--- BEGIN Selected passage ---

[Foundation-l] How are media from content partnerships used?

Erik Moeller erik at wikimedia.org
Sat Jan 16 04:13:14 UTC 2010


This is not news for people who've been watching closely, but I
thought it deserved a "re-post" to give it some additional visibility.

In the last year, the Wikimedia movement has developed some very
important content partnerships with cultural institutions such as
museums and archives to bring valuable pictures, videos, and other
media online. Some but not all of them are categorized here:

http://commons.wikimedia.org/wiki/Category:Commons_partnerships

What's the impact of these partnerships? How are these media used? We
didn't have good answers to these questions until very recently.
Thanks to the work of Bryan Tong Minh, Magnus Manske, and other
engineers, we now have some first good data:

1) The GlobalUsage extension is now re-deployed on Wikimedia Commons,
which makes it easy to see where any individual file is used in the
Wikimedia universe;

2) The Glamorous script by Magnus Manske gives you that overview for
an entire category on Commons.

--- END Selected passage ---

> Stated task
Continue the mailing-list post on content partnership media, starting after its last sentence.

--- BEGIN Extracted entries ---

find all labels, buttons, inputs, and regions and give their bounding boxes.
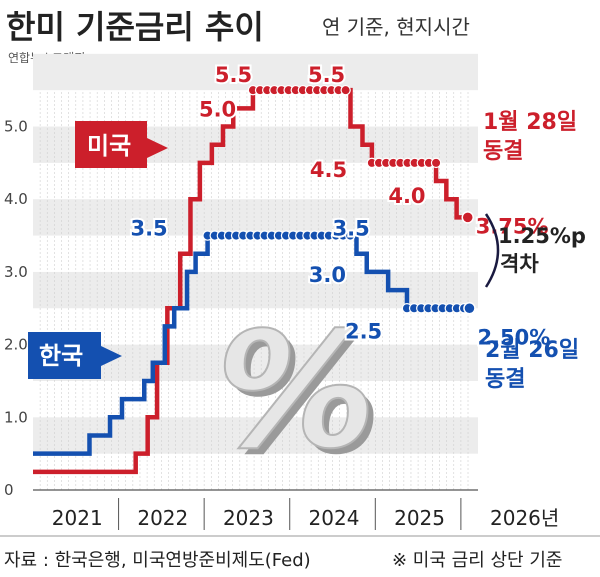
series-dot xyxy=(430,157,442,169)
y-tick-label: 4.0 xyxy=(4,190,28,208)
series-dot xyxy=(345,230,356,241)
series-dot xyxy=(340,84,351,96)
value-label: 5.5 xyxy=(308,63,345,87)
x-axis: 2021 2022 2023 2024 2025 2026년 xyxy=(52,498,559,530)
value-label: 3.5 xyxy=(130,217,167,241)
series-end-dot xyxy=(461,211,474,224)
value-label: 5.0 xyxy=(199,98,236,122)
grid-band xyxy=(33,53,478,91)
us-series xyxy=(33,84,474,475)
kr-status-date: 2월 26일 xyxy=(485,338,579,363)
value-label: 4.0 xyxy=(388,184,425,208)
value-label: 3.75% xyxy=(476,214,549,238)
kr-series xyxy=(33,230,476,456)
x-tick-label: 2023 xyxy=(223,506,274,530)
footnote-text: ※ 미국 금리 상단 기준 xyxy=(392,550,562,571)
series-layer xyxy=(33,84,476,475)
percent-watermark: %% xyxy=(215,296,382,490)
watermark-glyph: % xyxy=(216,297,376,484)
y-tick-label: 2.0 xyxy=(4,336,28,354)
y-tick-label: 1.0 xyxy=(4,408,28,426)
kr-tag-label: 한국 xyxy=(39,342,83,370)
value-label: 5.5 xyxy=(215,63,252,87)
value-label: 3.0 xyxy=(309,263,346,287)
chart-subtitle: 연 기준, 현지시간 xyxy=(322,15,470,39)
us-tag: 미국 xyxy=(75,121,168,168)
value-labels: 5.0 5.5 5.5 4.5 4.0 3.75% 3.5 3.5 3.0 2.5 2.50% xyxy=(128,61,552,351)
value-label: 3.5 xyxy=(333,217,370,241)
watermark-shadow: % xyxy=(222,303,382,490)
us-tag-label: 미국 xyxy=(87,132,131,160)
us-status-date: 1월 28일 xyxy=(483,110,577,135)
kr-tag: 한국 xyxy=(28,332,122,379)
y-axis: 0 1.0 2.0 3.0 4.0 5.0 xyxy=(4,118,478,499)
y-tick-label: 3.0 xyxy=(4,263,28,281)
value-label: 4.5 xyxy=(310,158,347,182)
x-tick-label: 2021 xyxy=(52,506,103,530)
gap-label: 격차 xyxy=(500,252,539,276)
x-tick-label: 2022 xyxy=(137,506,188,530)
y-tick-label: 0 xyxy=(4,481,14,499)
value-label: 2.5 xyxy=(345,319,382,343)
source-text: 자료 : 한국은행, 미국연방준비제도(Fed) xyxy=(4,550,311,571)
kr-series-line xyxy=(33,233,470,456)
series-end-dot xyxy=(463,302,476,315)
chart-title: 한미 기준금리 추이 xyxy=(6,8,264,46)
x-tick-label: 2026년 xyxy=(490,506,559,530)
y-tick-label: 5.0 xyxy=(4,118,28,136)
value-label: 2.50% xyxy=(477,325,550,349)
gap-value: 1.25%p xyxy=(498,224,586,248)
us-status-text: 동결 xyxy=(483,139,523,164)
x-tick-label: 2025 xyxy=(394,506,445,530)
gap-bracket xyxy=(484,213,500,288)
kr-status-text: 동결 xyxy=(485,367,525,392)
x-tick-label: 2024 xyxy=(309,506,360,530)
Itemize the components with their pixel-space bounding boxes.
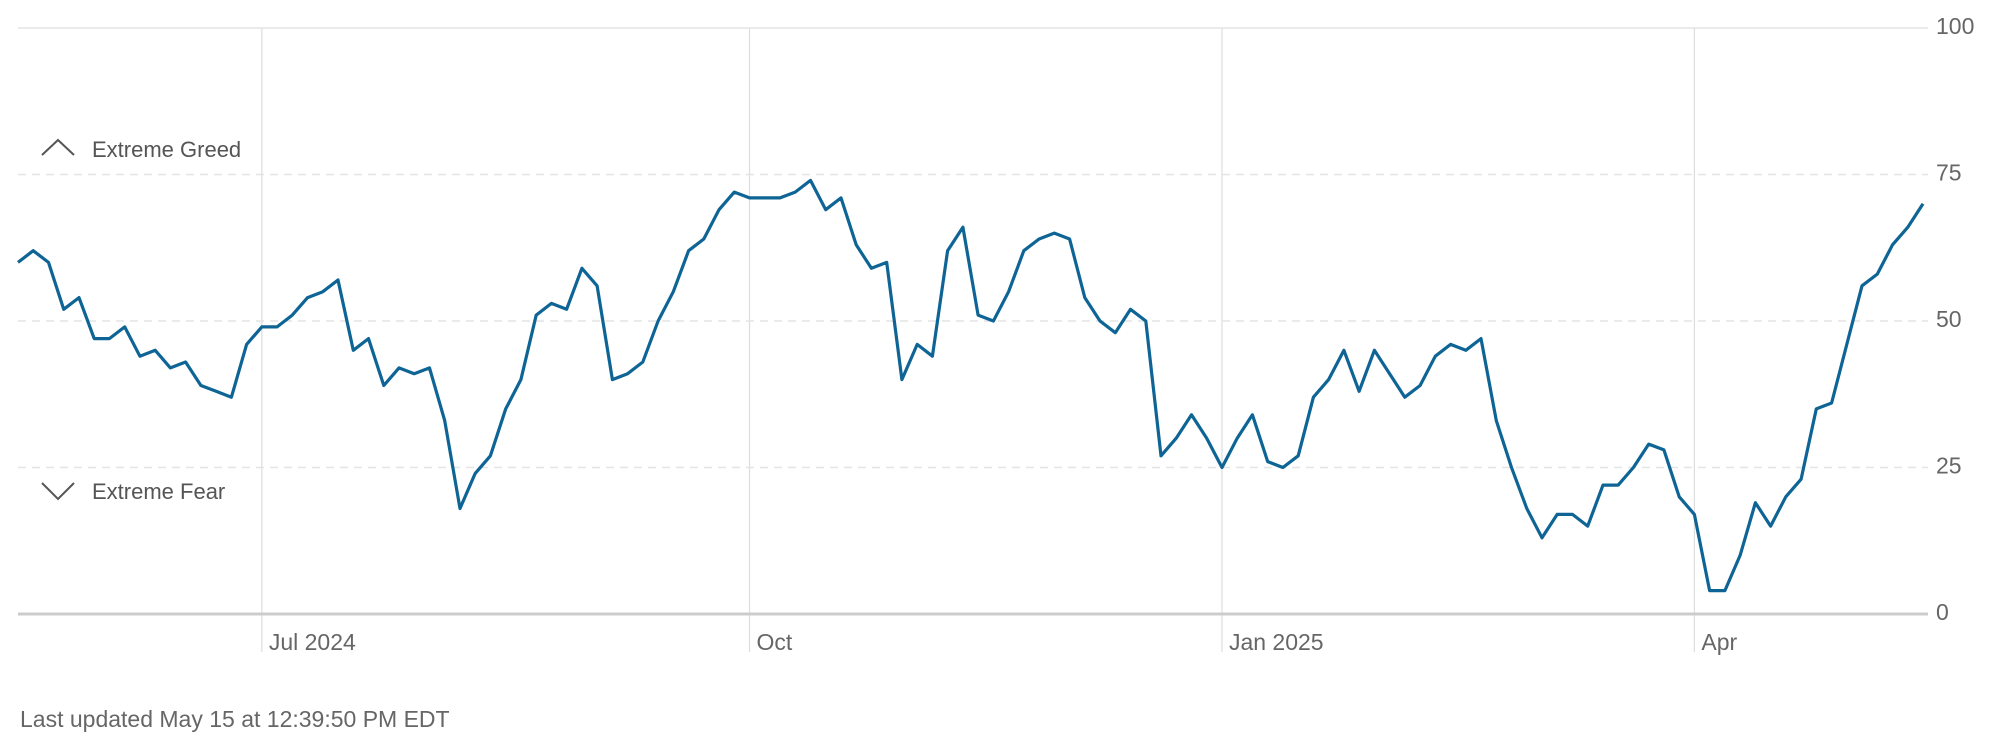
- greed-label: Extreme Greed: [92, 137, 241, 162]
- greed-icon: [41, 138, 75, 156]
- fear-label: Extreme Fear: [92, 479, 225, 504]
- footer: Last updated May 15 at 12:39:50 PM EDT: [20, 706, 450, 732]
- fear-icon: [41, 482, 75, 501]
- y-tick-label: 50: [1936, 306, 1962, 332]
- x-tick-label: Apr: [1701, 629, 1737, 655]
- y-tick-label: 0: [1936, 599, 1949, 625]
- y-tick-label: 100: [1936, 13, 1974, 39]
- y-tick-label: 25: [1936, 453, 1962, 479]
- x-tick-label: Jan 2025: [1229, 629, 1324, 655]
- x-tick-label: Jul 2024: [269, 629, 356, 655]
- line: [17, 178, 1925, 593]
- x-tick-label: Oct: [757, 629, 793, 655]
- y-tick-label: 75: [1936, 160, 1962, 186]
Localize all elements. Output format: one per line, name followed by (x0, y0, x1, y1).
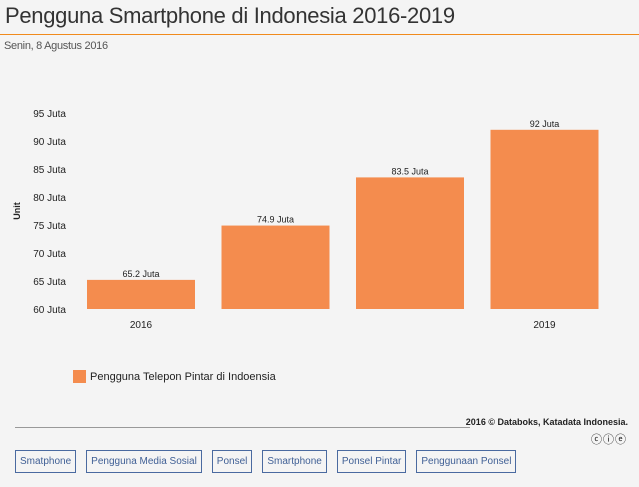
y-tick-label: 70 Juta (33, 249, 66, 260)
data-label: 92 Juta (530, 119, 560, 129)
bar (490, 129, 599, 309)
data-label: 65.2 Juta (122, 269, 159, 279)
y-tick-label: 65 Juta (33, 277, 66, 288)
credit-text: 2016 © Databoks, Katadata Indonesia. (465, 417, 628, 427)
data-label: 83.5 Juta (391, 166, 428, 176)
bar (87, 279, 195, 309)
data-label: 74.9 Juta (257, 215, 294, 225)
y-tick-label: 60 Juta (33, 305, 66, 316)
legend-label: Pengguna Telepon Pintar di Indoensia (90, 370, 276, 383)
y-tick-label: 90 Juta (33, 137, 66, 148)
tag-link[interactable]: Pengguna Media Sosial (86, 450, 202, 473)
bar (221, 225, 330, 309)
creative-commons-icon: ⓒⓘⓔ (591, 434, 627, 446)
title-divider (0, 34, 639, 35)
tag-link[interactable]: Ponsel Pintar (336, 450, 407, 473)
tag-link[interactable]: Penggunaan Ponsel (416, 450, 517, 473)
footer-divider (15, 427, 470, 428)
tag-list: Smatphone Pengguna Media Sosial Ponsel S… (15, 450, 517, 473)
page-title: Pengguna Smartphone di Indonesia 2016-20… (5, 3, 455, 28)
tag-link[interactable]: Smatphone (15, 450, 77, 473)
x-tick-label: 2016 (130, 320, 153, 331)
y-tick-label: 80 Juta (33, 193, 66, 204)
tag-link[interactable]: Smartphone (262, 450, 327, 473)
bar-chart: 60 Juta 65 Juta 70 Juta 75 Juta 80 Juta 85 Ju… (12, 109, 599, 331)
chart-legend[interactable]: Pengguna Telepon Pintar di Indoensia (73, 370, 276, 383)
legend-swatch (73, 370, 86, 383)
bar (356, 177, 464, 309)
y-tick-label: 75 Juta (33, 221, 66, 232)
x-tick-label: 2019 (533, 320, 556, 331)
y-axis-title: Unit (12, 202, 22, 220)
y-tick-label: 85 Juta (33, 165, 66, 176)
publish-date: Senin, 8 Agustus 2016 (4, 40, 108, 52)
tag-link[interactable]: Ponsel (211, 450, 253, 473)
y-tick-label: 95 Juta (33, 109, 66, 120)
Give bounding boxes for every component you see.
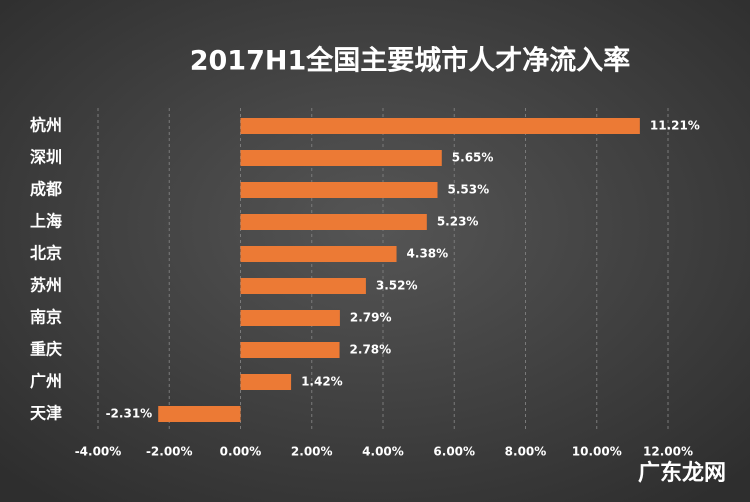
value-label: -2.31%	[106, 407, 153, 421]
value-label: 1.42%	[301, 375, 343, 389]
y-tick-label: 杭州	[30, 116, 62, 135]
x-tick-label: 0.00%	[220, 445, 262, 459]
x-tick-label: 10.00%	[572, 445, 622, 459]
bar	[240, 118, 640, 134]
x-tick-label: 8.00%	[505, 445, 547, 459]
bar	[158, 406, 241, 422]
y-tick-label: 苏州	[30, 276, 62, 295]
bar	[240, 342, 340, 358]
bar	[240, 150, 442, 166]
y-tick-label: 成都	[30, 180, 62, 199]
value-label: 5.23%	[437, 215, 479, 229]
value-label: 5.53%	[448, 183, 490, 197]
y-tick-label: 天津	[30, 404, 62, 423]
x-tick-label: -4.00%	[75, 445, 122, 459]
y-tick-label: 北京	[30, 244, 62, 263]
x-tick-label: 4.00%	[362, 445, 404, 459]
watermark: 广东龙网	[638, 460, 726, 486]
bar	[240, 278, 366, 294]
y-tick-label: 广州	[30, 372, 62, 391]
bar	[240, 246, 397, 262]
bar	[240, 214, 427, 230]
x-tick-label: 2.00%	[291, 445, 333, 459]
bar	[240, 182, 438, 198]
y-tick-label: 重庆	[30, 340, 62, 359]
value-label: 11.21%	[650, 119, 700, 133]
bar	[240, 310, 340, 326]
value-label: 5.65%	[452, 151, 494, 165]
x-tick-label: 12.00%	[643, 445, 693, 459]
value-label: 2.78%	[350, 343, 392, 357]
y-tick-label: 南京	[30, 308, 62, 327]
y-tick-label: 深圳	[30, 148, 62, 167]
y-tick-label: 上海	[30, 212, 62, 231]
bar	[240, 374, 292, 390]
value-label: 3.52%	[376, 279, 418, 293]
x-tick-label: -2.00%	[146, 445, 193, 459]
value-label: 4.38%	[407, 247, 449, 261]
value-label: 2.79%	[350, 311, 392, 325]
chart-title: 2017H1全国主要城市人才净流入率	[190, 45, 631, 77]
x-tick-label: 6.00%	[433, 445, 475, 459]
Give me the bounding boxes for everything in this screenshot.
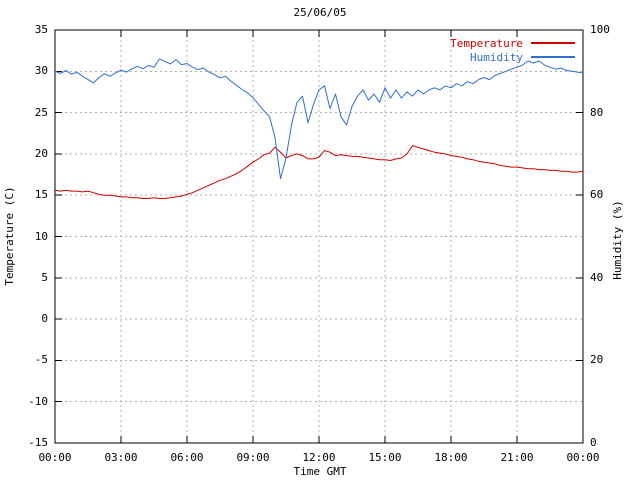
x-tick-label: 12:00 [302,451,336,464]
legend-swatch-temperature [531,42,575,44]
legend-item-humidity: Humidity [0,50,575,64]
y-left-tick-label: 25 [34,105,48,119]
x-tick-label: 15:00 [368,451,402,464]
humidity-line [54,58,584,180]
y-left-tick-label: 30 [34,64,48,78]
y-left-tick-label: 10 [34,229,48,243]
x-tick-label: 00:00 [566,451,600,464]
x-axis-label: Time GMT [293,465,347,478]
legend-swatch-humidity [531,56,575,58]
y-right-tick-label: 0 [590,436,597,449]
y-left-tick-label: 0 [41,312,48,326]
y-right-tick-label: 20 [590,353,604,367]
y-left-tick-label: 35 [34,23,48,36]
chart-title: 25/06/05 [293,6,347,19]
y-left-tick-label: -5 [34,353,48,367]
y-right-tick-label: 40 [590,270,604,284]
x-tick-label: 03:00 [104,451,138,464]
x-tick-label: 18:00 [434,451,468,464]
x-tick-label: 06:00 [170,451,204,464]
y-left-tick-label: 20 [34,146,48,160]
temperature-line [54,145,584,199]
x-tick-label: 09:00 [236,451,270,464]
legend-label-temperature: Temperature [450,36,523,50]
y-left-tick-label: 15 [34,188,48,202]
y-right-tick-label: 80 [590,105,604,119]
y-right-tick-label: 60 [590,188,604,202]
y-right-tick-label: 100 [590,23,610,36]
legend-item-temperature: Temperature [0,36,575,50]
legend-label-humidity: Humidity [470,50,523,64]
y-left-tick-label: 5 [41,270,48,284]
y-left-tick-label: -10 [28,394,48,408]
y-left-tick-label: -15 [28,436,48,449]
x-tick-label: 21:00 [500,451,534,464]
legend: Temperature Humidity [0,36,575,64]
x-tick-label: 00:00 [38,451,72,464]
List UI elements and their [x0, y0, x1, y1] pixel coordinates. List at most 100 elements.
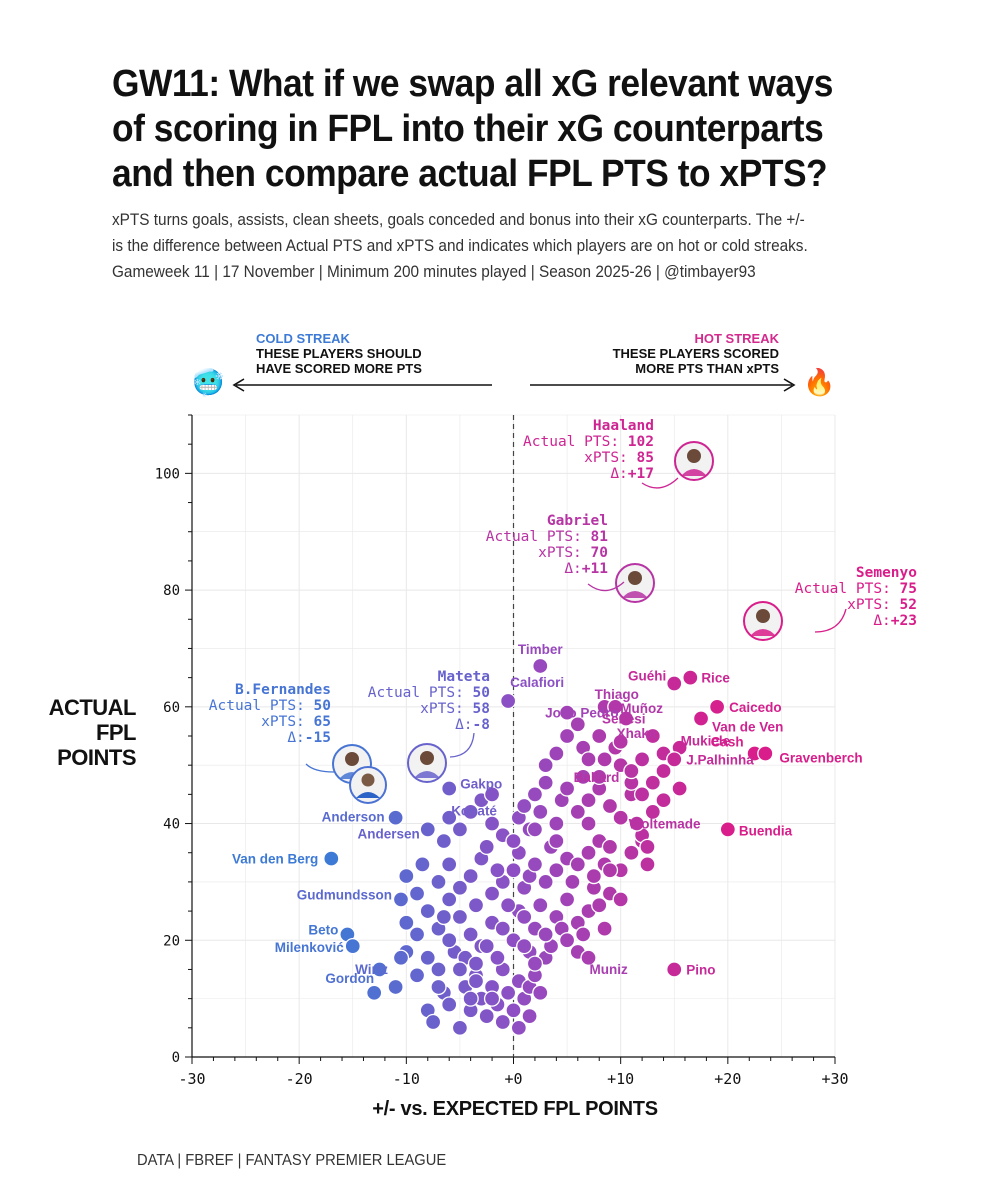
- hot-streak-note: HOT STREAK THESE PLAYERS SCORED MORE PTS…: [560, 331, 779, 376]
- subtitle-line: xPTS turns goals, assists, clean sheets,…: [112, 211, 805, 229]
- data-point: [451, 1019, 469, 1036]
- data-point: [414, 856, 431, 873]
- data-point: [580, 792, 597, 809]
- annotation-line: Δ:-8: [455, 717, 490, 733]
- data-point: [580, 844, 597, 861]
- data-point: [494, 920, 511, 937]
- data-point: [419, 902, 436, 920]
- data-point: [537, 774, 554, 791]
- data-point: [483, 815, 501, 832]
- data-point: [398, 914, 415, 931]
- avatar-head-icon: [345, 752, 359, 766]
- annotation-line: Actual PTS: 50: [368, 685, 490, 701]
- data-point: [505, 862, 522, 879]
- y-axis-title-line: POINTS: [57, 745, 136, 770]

--- END Extracted entries ---

> Exercise response
For example, you can go to http://toolserver.org/~magnus/glamorous.php
and select the "Images from the German Federal Archive" category. This
will show you that out of the 82,457 images uploaded so far, more than
15,000 are currently used in articles. 34 languages use at least 100
images, 11 use at least 1,000.  This demonstrates the powerful dynamic
of global re-use that uploading media to Wikimedia Commons can result
in.

We'll be able to show even more compelling data if we now add the
(known) pageview data for the relevant articles. Hopefully this
emerging data will contribute to a virtuous circle of new content
partnerships.  I'll pull together some facts for a blog update on
what's happening in the space, but wanted to give a general quick
update first. :-)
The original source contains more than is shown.